>> begin

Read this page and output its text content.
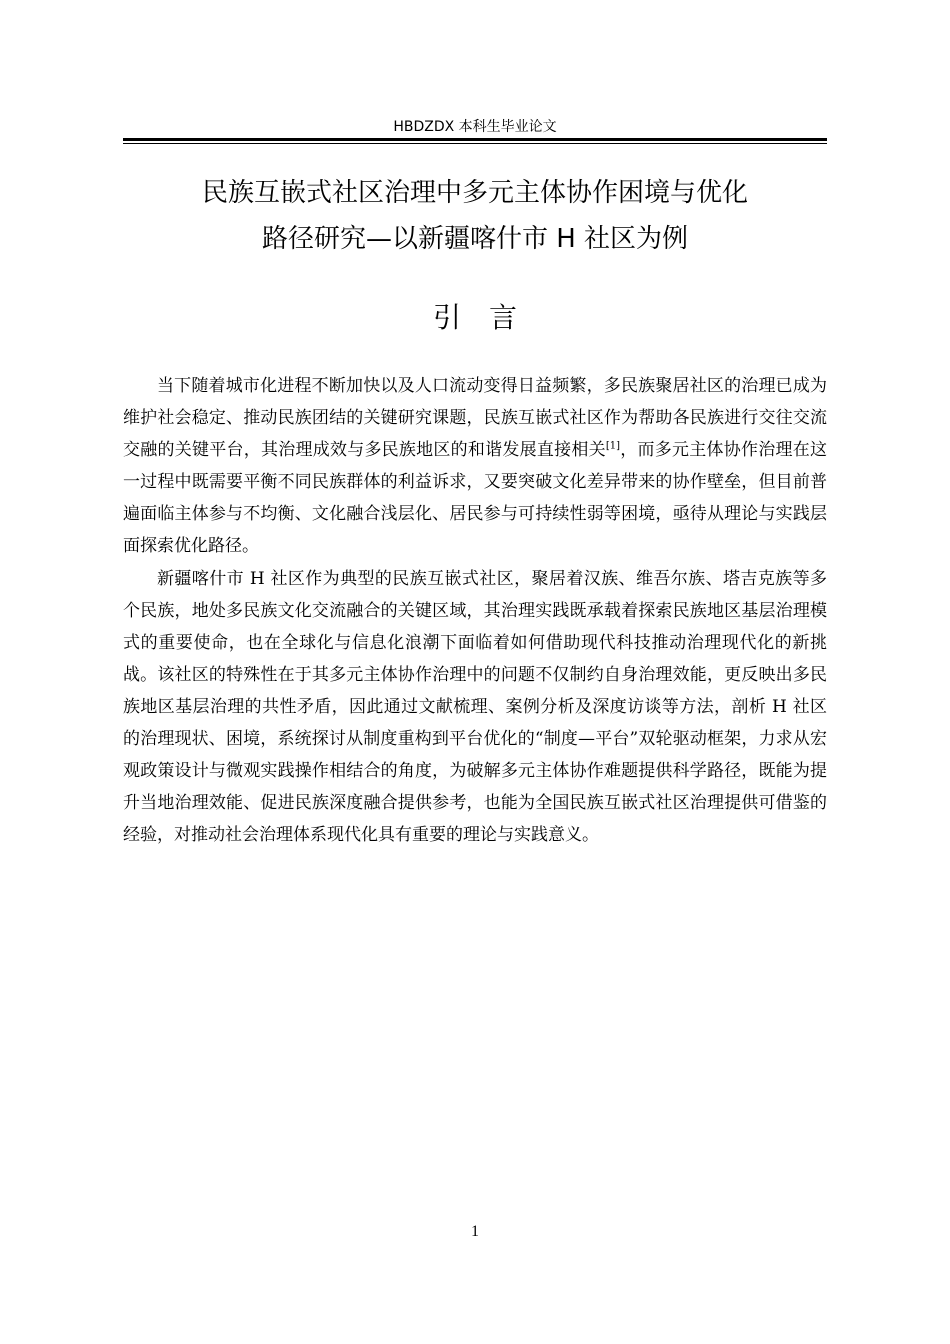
HBDZDX 本科生毕业论文
民族互嵌式社区治理中多元主体协作困境与优化
路径研究—以新疆喀什市 H 社区为例
引言

当下随着城市化进程不断加快以及人口流动变得日益频繁，多民族聚居社区的治理已成为维护社会稳定、推动民族团结的关键研究课题，民族互嵌式社区作为帮助各民族进行交往交流交融的关键平台，其治理成效与多民族地区的和谐发展直接相关[1]，而多元主体协作治理在这一过程中既需要平衡不同民族群体的利益诉求，又要突破文化差异带来的协作壁垒，但目前普遍面临主体参与不均衡、文化融合浅层化、居民参与可持续性弱等困境，亟待从理论与实践层面探索优化路径。

新疆喀什市 H 社区作为典型的民族互嵌式社区，聚居着汉族、维吾尔族、塔吉克族等多个民族，地处多民族文化交流融合的关键区域，其治理实践既承载着探索民族地区基层治理模式的重要使命，也在全球化与信息化浪潮下面临着如何借助现代科技推动治理现代化的新挑战。该社区的特殊性在于其多元主体协作治理中的问题不仅制约自身治理效能，更反映出多民族地区基层治理的共性矛盾，因此通过文献梳理、案例分析及深度访谈等方法，剖析 H 社区的治理现状、困境，系统探讨从制度重构到平台优化的“制度—平台”双轮驱动框架，力求从宏观政策设计与微观实践操作相结合的角度，为破解多元主体协作难题提供科学路径，既能为提升当地治理效能、促进民族深度融合提供参考，也能为全国民族互嵌式社区治理提供可借鉴的经验，对推动社会治理体系现代化具有重要的理论与实践意义。

1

>> end

• _Task details_: Above are records to transcribe exactly; leave their pictures out.

• _Written response_:
Read this page and output its text content.
HBDZDX 本科生毕业论文
民族互嵌式社区治理中多元主体协作困境与优化
路径研究—以新疆喀什市 H 社区为例
引言

当下随着城市化进程不断加快以及人口流动变得日益频繁，多民族聚居社区的治理已成为维护社会稳定、推动民族团结的关键研究课题，民族互嵌式社区作为帮助各民族进行交往交流交融的关键平台，其治理成效与多民族地区的和谐发展直接相关[1]，而多元主体协作治理在这一过程中既需要平衡不同民族群体的利益诉求，又要突破文化差异带来的协作壁垒，但目前普遍面临主体参与不均衡、文化融合浅层化、居民参与可持续性弱等困境，亟待从理论与实践层面探索优化路径。

新疆喀什市 H 社区作为典型的民族互嵌式社区，聚居着汉族、维吾尔族、塔吉克族等多个民族，地处多民族文化交流融合的关键区域，其治理实践既承载着探索民族地区基层治理模式的重要使命，也在全球化与信息化浪潮下面临着如何借助现代科技推动治理现代化的新挑战。该社区的特殊性在于其多元主体协作治理中的问题不仅制约自身治理效能，更反映出多民族地区基层治理的共性矛盾，因此通过文献梳理、案例分析及深度访谈等方法，剖析 H 社区的治理现状、困境，系统探讨从制度重构到平台优化的“制度—平台”双轮驱动框架，力求从宏观政策设计与微观实践操作相结合的角度，为破解多元主体协作难题提供科学路径，既能为提升当地治理效能、促进民族深度融合提供参考，也能为全国民族互嵌式社区治理提供可借鉴的经验，对推动社会治理体系现代化具有重要的理论与实践意义。

1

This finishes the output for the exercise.